## [DATASET ROWS]
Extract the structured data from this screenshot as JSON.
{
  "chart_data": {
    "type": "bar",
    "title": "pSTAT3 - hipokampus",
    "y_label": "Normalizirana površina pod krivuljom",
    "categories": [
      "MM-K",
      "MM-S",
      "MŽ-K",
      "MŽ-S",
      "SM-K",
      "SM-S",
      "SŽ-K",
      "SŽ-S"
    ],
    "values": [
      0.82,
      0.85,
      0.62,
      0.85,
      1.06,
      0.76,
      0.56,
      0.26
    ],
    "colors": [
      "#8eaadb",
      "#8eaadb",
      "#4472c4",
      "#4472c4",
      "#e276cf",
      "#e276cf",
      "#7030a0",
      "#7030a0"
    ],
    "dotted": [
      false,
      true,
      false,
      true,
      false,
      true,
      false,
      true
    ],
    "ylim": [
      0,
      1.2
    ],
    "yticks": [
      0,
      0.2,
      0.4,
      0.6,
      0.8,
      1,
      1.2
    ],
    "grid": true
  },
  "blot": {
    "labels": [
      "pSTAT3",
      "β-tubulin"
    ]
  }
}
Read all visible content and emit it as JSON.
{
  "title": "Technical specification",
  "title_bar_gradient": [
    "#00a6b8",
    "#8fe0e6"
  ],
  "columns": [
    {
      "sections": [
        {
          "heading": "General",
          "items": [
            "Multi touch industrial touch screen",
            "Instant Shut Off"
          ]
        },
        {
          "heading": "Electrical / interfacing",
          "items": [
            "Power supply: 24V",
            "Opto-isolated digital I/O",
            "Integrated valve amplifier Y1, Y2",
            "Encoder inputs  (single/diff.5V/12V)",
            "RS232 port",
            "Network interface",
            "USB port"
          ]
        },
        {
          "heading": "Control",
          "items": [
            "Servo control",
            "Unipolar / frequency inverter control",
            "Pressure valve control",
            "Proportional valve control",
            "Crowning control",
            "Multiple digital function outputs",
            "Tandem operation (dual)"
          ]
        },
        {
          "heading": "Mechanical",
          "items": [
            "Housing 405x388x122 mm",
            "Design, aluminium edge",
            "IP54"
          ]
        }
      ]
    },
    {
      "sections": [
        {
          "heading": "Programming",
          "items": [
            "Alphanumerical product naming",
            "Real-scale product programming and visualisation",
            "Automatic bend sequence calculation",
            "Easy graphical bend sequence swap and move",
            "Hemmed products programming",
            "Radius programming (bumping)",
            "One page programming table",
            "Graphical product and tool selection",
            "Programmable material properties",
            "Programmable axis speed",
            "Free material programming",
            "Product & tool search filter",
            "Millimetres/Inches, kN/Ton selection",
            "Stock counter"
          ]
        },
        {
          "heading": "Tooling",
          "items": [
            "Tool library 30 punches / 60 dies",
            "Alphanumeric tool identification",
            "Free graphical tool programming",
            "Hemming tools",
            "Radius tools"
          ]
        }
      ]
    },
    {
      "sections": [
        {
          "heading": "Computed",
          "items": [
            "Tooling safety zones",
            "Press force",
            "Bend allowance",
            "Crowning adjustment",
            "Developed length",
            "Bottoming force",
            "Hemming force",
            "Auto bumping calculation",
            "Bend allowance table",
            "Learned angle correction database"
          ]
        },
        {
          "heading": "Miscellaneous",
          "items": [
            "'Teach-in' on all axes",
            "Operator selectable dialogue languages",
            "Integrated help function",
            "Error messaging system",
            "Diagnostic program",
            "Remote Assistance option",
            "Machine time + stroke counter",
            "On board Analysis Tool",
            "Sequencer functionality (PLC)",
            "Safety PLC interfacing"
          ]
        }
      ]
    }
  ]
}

## [YOUR GOAL]
Pick out and copy the lines of the entries that hold the string "JSON".

## [RESULT BELOW]
Extract the structured data from this screenshot as JSON.
Read all visible content and emit it as JSON.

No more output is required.